Reproduce the entire listing word for word.

________________________________________

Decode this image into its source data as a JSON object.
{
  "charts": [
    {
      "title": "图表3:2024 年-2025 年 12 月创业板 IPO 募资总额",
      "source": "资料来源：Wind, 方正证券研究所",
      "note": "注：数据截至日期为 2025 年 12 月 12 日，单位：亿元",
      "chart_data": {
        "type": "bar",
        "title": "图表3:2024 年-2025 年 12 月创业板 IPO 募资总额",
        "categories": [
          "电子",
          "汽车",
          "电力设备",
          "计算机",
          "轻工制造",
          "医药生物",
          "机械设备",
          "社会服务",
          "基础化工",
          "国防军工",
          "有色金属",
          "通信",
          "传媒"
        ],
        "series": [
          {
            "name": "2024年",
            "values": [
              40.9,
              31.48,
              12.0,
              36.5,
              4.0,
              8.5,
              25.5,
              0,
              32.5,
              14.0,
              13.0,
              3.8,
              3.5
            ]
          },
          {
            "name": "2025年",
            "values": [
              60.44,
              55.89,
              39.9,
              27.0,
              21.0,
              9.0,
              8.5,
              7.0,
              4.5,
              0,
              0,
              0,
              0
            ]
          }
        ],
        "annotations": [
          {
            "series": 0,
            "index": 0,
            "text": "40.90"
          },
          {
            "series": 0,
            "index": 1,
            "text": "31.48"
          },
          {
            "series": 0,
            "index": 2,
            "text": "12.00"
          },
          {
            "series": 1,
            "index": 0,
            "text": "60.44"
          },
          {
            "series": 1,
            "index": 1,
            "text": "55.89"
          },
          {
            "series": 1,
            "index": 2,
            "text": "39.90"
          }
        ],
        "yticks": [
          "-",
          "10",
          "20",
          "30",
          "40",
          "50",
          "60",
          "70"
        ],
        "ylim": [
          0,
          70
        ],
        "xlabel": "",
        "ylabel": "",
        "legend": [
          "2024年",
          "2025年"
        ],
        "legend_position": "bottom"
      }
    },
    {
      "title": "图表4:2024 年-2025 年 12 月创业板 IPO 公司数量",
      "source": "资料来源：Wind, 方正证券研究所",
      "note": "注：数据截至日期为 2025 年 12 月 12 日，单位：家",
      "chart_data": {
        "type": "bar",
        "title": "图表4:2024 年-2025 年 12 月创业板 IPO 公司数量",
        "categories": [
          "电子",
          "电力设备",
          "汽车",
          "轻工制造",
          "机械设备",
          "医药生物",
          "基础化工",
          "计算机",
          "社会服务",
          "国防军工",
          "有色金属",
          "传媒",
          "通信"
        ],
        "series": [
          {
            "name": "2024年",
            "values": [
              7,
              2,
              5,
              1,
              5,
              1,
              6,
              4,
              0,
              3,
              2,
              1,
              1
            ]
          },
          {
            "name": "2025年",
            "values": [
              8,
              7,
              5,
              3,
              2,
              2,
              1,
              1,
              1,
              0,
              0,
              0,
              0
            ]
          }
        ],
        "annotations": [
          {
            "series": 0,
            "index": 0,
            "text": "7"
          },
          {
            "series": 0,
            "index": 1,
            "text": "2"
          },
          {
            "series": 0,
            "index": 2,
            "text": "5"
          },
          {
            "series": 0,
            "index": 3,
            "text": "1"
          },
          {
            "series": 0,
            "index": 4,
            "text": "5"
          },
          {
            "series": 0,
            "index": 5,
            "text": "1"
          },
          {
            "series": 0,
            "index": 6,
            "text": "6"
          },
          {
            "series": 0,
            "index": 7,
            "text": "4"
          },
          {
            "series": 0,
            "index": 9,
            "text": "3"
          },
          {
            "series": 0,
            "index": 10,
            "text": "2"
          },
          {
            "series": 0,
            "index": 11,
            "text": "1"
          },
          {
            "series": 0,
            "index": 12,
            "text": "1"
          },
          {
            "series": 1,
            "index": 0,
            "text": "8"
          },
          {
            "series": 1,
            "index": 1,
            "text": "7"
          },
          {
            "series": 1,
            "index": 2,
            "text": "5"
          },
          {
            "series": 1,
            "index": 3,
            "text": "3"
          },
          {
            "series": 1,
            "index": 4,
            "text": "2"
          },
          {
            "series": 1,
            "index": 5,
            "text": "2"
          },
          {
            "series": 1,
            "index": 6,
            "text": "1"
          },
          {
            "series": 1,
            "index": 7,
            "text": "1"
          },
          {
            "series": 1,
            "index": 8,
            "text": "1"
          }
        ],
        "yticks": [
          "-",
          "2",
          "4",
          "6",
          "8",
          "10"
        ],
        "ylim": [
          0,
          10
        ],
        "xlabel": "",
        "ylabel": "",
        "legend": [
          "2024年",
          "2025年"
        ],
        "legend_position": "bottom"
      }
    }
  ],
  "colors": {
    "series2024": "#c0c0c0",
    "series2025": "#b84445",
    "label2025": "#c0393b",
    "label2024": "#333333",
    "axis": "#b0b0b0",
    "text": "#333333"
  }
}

________________________________________

▶ CORRECT RESPONSE
Decode this image into its source data as a JSON object.
{
  "charts": [
    {
      "title": "图表3:2024 年-2025 年 12 月创业板 IPO 募资总额",
      "source": "资料来源：Wind, 方正证券研究所",
      "note": "注：数据截至日期为 2025 年 12 月 12 日，单位：亿元",
      "chart_data": {
        "type": "bar",
        "title": "图表3:2024 年-2025 年 12 月创业板 IPO 募资总额",
        "categories": [
          "电子",
          "汽车",
          "电力设备",
          "计算机",
          "轻工制造",
          "医药生物",
          "机械设备",
          "社会服务",
          "基础化工",
          "国防军工",
          "有色金属",
          "通信",
          "传媒"
        ],
        "series": [
          {
            "name": "2024年",
            "values": [
              40.9,
              31.48,
              12.0,
              36.5,
              4.0,
              8.5,
              25.5,
              0,
              32.5,
              14.0,
              13.0,
              3.8,
              3.5
            ]
          },
          {
            "name": "2025年",
            "values": [
              60.44,
              55.89,
              39.9,
              27.0,
              21.0,
              9.0,
              8.5,
              7.0,
              4.5,
              0,
              0,
              0,
              0
            ]
          }
        ],
        "annotations": [
          {
            "series": 0,
            "index": 0,
            "text": "40.90"
          },
          {
            "series": 0,
            "index": 1,
            "text": "31.48"
          },
          {
            "series": 0,
            "index": 2,
            "text": "12.00"
          },
          {
            "series": 1,
            "index": 0,
            "text": "60.44"
          },
          {
            "series": 1,
            "index": 1,
            "text": "55.89"
          },
          {
            "series": 1,
            "index": 2,
            "text": "39.90"
          }
        ],
        "yticks": [
          "-",
          "10",
          "20",
          "30",
          "40",
          "50",
          "60",
          "70"
        ],
        "ylim": [
          0,
          70
        ],
        "xlabel": "",
        "ylabel": "",
        "legend": [
          "2024年",
          "2025年"
        ],
        "legend_position": "bottom"
      }
    },
    {
      "title": "图表4:2024 年-2025 年 12 月创业板 IPO 公司数量",
      "source": "资料来源：Wind, 方正证券研究所",
      "note": "注：数据截至日期为 2025 年 12 月 12 日，单位：家",
      "chart_data": {
        "type": "bar",
        "title": "图表4:2024 年-2025 年 12 月创业板 IPO 公司数量",
        "categories": [
          "电子",
          "电力设备",
          "汽车",
          "轻工制造",
          "机械设备",
          "医药生物",
          "基础化工",
          "计算机",
          "社会服务",
          "国防军工",
          "有色金属",
          "传媒",
          "通信"
        ],
        "series": [
          {
            "name": "2024年",
            "values": [
              7,
              2,
              5,
              1,
              5,
              1,
              6,
              4,
              0,
              3,
              2,
              1,
              1
            ]
          },
          {
            "name": "2025年",
            "values": [
              8,
              7,
              5,
              3,
              2,
              2,
              1,
              1,
              1,
              0,
              0,
              0,
              0
            ]
          }
        ],
        "annotations": [
          {
            "series": 0,
            "index": 0,
            "text": "7"
          },
          {
            "series": 0,
            "index": 1,
            "text": "2"
          },
          {
            "series": 0,
            "index": 2,
            "text": "5"
          },
          {
            "series": 0,
            "index": 3,
            "text": "1"
          },
          {
            "series": 0,
            "index": 4,
            "text": "5"
          },
          {
            "series": 0,
            "index": 5,
            "text": "1"
          },
          {
            "series": 0,
            "index": 6,
            "text": "6"
          },
          {
            "series": 0,
            "index": 7,
            "text": "4"
          },
          {
            "series": 0,
            "index": 9,
            "text": "3"
          },
          {
            "series": 0,
            "index": 10,
            "text": "2"
          },
          {
            "series": 0,
            "index": 11,
            "text": "1"
          },
          {
            "series": 0,
            "index": 12,
            "text": "1"
          },
          {
            "series": 1,
            "index": 0,
            "text": "8"
          },
          {
            "series": 1,
            "index": 1,
            "text": "7"
          },
          {
            "series": 1,
            "index": 2,
            "text": "5"
          },
          {
            "series": 1,
            "index": 3,
            "text": "3"
          },
          {
            "series": 1,
            "index": 4,
            "text": "2"
          },
          {
            "series": 1,
            "index": 5,
            "text": "2"
          },
          {
            "series": 1,
            "index": 6,
            "text": "1"
          },
          {
            "series": 1,
            "index": 7,
            "text": "1"
          },
          {
            "series": 1,
            "index": 8,
            "text": "1"
          }
        ],
        "yticks": [
          "-",
          "2",
          "4",
          "6",
          "8",
          "10"
        ],
        "ylim": [
          0,
          10
        ],
        "xlabel": "",
        "ylabel": "",
        "legend": [
          "2024年",
          "2025年"
        ],
        "legend_position": "bottom"
      }
    }
  ],
  "colors": {
    "series2024": "#c0c0c0",
    "series2025": "#b84445",
    "label2025": "#c0393b",
    "label2024": "#333333",
    "axis": "#b0b0b0",
    "text": "#333333"
  }
}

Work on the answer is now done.